--- Source document ---
The SharePoint Optimized V2 Connector does not support running on more than one pod. If multiple instances run at the same time, they may try to index the same content, which can cause duplication, crawl errors, or inconsistent results. The connector is designed to run as a single instance. To ensure reliable indexing, deploy the connector on only one pod. This means you should only run one copy of the connector. Keeping it to one copy helps everything work correctly.

Connector version compatibility

If you use the SharePoint Optimized V2 Connector with an ACL connector, make sure the versions are compatible. Incompatible versions can prevent document-level access controls from being applied correctly. This can result in users seeing content they shouldn’t or missing content they should be able to access. To avoid access issues, use only supported combinations of the SharePoint and ACL connectors. Check version compatibility in Prerequisites. For details about crawls and incremental crawls see Crawl using the SharePoint Optimized V2 connector.

Avoid throttling and rate limiting in SharePoint Online

SharePoint Online enforces rate limits to protect its APIs. When that happens, it tells the connector to slow down by sending error messages. When the connector sends too many requests in parallel, SharePoint may respond with 429 Too Many Requests or 503 Server Too Busy errors. These indicate that the service is temporarily rejecting traffic due to overload. To avoid these errors, reduce the number of concurrent requests. In the connector configuration, go to Core Properties > Fetch Settings and lower the Fetch Threads value. Also consider reducing the number of connector jobs running at the same time.
--- Supplied entries ---
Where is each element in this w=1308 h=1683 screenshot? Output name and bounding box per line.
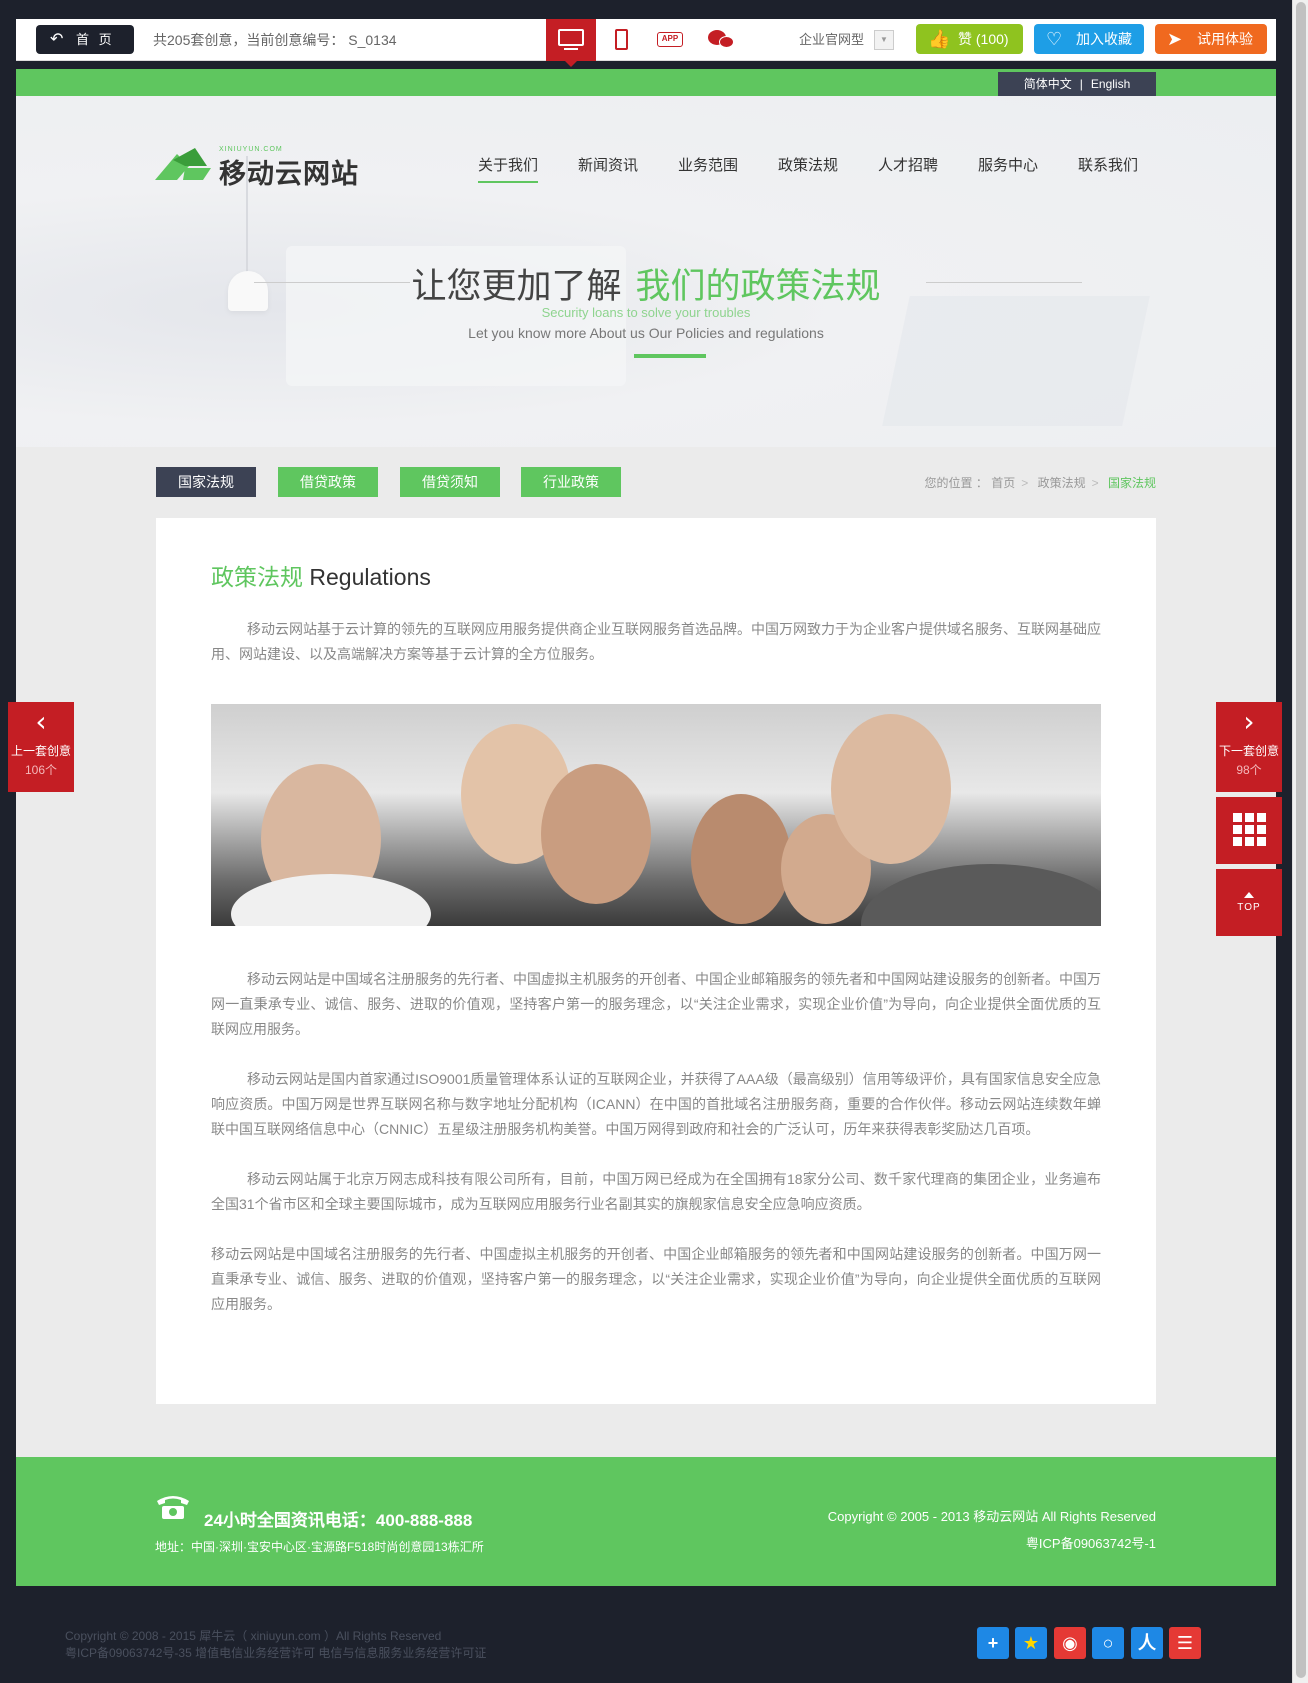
breadcrumb-parent[interactable]: 政策法规 — [1038, 476, 1086, 490]
team-photo — [211, 704, 1101, 926]
nav-item-jobs[interactable]: 人才招聘 — [878, 154, 938, 175]
thumbs-up-icon: 👍 — [928, 29, 951, 49]
page-title: 政策法规 Regulations — [211, 564, 431, 590]
all-themes-button[interactable] — [1216, 797, 1282, 864]
wechat-view-button[interactable] — [696, 19, 746, 61]
top-label: TOP — [1237, 902, 1261, 913]
tab-loan-notice[interactable]: 借贷须知 — [400, 467, 500, 497]
body-paragraph-1: 移动云网站是中国域名注册服务的先行者、中国虚拟主机服务的开创者、中国企业邮箱服务… — [211, 971, 1101, 1037]
site-preview: 简体中文 | English XINIUYUN.COM 移动云网站 关于我们 新闻资… — [16, 69, 1276, 1586]
intro-paragraph: 移动云网站基于云计算的领先的互联网应用服务提供商企业互联网服务首选品牌。中国万网… — [211, 621, 1101, 662]
nav-item-business[interactable]: 业务范围 — [678, 154, 738, 175]
chevron-left-icon: ‹ — [35, 705, 47, 738]
trial-label: 试用体验 — [1197, 31, 1253, 47]
back-arrow-icon: ↶ — [50, 31, 64, 48]
next-count: 98个 — [1236, 763, 1262, 777]
bottom-copyright: Copyright © 2008 - 2015 犀牛云（ xiniuyun.co… — [65, 1629, 487, 1660]
share-weibo-icon[interactable]: ◉ — [1054, 1627, 1086, 1659]
share-plus-icon[interactable]: + — [977, 1627, 1009, 1659]
body-paragraph-3: 移动云网站属于北京万网志成科技有限公司所有，目前，中国万网已经成为在全国拥有18… — [211, 1171, 1101, 1212]
next-label: 下一套创意 — [1218, 744, 1279, 758]
favorite-label: 加入收藏 — [1076, 31, 1132, 47]
share-renren-icon[interactable]: 人 — [1131, 1627, 1163, 1659]
site-footer: 24小时全国资讯电话：400-888-888 地址：中国·深圳·宝安中心区·宝源… — [16, 1457, 1276, 1586]
nav-item-contact[interactable]: 联系我们 — [1078, 154, 1138, 175]
telephone-icon — [157, 1496, 189, 1519]
back-to-top-button[interactable]: TOP — [1216, 869, 1282, 936]
desktop-view-button[interactable] — [546, 19, 596, 67]
nav-item-policy[interactable]: 政策法规 — [778, 154, 838, 175]
lang-english[interactable]: English — [1091, 77, 1130, 91]
tab-national-law[interactable]: 国家法规 — [156, 467, 256, 497]
heart-icon: ♡ — [1046, 29, 1063, 49]
home-button[interactable]: ↶ 首 页 — [36, 25, 134, 54]
content-panel: 政策法规 Regulations 移动云网站基于云计算的领先的互联网应用服务提供… — [156, 518, 1156, 1404]
share-bookmark-icon[interactable]: ☰ — [1169, 1627, 1201, 1659]
demo-toolbar: ↶ 首 页 共205套创意，当前创意编号： S_0134 APP 企业官网型 ▼ … — [16, 19, 1276, 67]
nav-item-service[interactable]: 服务中心 — [978, 154, 1038, 175]
add-favorite-button[interactable]: ♡ 加入收藏 — [1034, 24, 1144, 54]
share-qzone-icon[interactable]: ★ — [1015, 1627, 1047, 1659]
grid-icon — [1233, 813, 1266, 846]
nav-item-about[interactable]: 关于我们 — [478, 154, 539, 183]
nav-item-news[interactable]: 新闻资讯 — [578, 154, 638, 175]
hero-banner: XINIUYUN.COM 移动云网站 关于我们 新闻资讯 业务范围 政策法规 人… — [16, 96, 1276, 447]
logo-name: 移动云网站 — [219, 159, 359, 189]
hero-description: Let you know more About us Our Policies … — [468, 325, 824, 341]
arrow-up-icon — [1244, 892, 1254, 898]
site-logo[interactable]: XINIUYUN.COM 移动云网站 — [155, 146, 365, 189]
tab-loan-policy[interactable]: 借贷政策 — [278, 467, 378, 497]
chevron-down-icon[interactable]: ▼ — [874, 30, 894, 50]
monitor-icon — [558, 29, 584, 46]
lang-chinese[interactable]: 简体中文 — [1024, 77, 1072, 91]
arrow-circle-icon: ➤ — [1167, 29, 1183, 49]
footer-icp[interactable]: 粤ICP备09063742号-1 — [1026, 1533, 1156, 1552]
app-icon: APP — [657, 32, 683, 47]
tab-industry-policy[interactable]: 行业政策 — [521, 467, 621, 497]
body-paragraph-4: 移动云网站是中国域名注册服务的先行者、中国虚拟主机服务的开创者、中国企业邮箱服务… — [211, 1246, 1101, 1312]
trial-button[interactable]: ➤ 试用体验 — [1155, 24, 1267, 54]
hero-accent-bar — [634, 354, 706, 358]
site-type-select[interactable]: 企业官网型 — [799, 19, 864, 61]
hero-subtitle: Security loans to solve your troubles — [541, 305, 751, 320]
body-paragraph-2: 移动云网站是国内首家通过ISO9001质量管理体系认证的互联网企业，并获得了AA… — [211, 1071, 1101, 1137]
scrollbar-thumb[interactable] — [1296, 2, 1306, 1678]
prev-count: 106个 — [24, 763, 58, 777]
logo-mark-icon — [155, 148, 211, 180]
like-button[interactable]: 👍 赞 (100) — [916, 24, 1023, 54]
breadcrumb-current[interactable]: 国家法规 — [1108, 476, 1156, 490]
share-tencent-icon[interactable]: ○ — [1092, 1627, 1124, 1659]
footer-phone: 24小时全国资讯电话：400-888-888 — [204, 1511, 473, 1530]
previous-theme-button[interactable]: ‹ 上一套创意 106个 — [8, 702, 74, 792]
footer-copyright: Copyright © 2005 - 2013 移动云网站 All Rights… — [827, 1509, 1156, 1524]
app-view-button[interactable]: APP — [646, 19, 696, 61]
home-label: 首 页 — [76, 32, 115, 47]
breadcrumb-home[interactable]: 首页 — [991, 476, 1015, 490]
language-switcher: 简体中文 | English — [998, 72, 1156, 96]
demo-info-text: 共205套创意，当前创意编号： S_0134 — [153, 32, 397, 48]
mobile-view-button[interactable] — [596, 19, 646, 61]
chevron-right-icon: › — [1243, 705, 1255, 738]
footer-address: 地址：中国·深圳·宝安中心区·宝源路F518时尚创意园13栋汇所 — [155, 1540, 484, 1554]
like-label: 赞 (100) — [958, 31, 1009, 47]
hero-title: 让您更加了解 我们的政策法规 — [411, 267, 881, 307]
scrollbar[interactable] — [1292, 0, 1308, 1683]
phone-icon — [615, 29, 628, 50]
breadcrumb: 您的位置 ： 首页 > 政策法规 > 国家法规 — [924, 476, 1156, 490]
next-theme-button[interactable]: › 下一套创意 98个 — [1216, 702, 1282, 792]
prev-label: 上一套创意 — [10, 744, 71, 758]
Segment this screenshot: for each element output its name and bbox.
---
Your tasks:
a - List every problem the SharePoint connector guidance says can result when multiple instances of the connector run at the same time.
b - Answer these questions from the SharePoint connector guidance:
(i) On how many pods should the connector be deployed?
(ii) Where should version compatibility between the SharePoint and ACL connectors be checked?
(iii) Which value should be lowered to reduce concurrent requests, and under which menu path is it found?
c - Carry on the SharePoint connector guidance from its final sentence.

Exercise results:
a -
Duplication
Crawl errors
Inconsistent results

b -
(i) One pod.
(ii) In Prerequisites.
(iii) The Fetch Threads value, under Core Properties > Fetch Settings.

c -
The connector includes an automatic retry mechanism with exponential backoff to help recover from throttling. You can adjust this behavior in the Retry Options section by modifying settings such as Maximum Retries, Delay Factor, Retry Delay, and Maximum Delay Time.

Retries help with occasional limits, but persistent 429 or 503 errors mean you’re sending too much traffic. Reduce request volume first. Only use retries to improve resilience, not to bypass throttling.

More resources

For more information on how to plan, install, and configure the SharePoint Optimized V2 connector:

Overview of SharePoint and SharePoint Online connectors. Learn about the available SharePoint connectors and how they compare.
Download Connectors. Get the latest version of the SharePoint Optimized V2 connector package.
Install or update a connector. Follow step-by-step instructions to install a connector into Fusion.
Crawl using the SharePoint Optimized V2 connector. Configure and run crawls using scoped collections, inclusion filters, and other crawl settings.

Install or update a connector

When you create a new datasource that requires an uninstalled connector, Fusion releases 5.2 and later automatically download and install the connector using the Datasources dropdown. You can also update the connector using the Blob Store UI or via the Connector API.

In your Fusion app, navigate to Indexing > Datasources.
Click Add.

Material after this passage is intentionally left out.